:: Job ::
Every record that follows should be printed verbatim.

────────────────────────────────────────

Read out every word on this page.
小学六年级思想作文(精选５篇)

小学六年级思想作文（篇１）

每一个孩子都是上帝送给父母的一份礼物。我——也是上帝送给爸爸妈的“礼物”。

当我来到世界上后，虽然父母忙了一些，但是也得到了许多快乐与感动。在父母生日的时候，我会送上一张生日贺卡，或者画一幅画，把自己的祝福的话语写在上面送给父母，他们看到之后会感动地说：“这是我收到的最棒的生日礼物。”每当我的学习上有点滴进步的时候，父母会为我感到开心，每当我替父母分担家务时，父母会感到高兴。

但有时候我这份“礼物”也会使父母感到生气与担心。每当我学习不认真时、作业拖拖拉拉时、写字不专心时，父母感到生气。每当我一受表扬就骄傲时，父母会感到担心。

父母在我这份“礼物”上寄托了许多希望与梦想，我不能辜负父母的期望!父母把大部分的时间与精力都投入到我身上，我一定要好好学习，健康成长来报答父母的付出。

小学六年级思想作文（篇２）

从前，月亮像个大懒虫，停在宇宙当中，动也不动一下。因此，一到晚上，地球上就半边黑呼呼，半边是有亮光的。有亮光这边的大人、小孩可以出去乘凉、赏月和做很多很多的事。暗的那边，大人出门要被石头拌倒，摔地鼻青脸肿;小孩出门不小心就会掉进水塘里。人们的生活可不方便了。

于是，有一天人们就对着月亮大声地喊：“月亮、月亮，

────────────────────────────────────────

:: Right answer ::
Read out every word on this page.
小学六年级思想作文(精选５篇)

小学六年级思想作文（篇１）

每一个孩子都是上帝送给父母的一份礼物。我——也是上帝送给爸爸妈的“礼物”。

当我来到世界上后，虽然父母忙了一些，但是也得到了许多快乐与感动。在父母生日的时候，我会送上一张生日贺卡，或者画一幅画，把自己的祝福的话语写在上面送给父母，他们看到之后会感动地说：“这是我收到的最棒的生日礼物。”每当我的学习上有点滴进步的时候，父母会为我感到开心，每当我替父母分担家务时，父母会感到高兴。

但有时候我这份“礼物”也会使父母感到生气与担心。每当我学习不认真时、作业拖拖拉拉时、写字不专心时，父母感到生气。每当我一受表扬就骄傲时，父母会感到担心。

父母在我这份“礼物”上寄托了许多希望与梦想，我不能辜负父母的期望!父母把大部分的时间与精力都投入到我身上，我一定要好好学习，健康成长来报答父母的付出。

小学六年级思想作文（篇２）

从前，月亮像个大懒虫，停在宇宙当中，动也不动一下。因此，一到晚上，地球上就半边黑呼呼，半边是有亮光的。有亮光这边的大人、小孩可以出去乘凉、赏月和做很多很多的事。暗的那边，大人出门要被石头拌倒，摔地鼻青脸肿;小孩出门不小心就会掉进水塘里。人们的生活可不方便了。

于是，有一天人们就对着月亮大声地喊：“月亮、月亮，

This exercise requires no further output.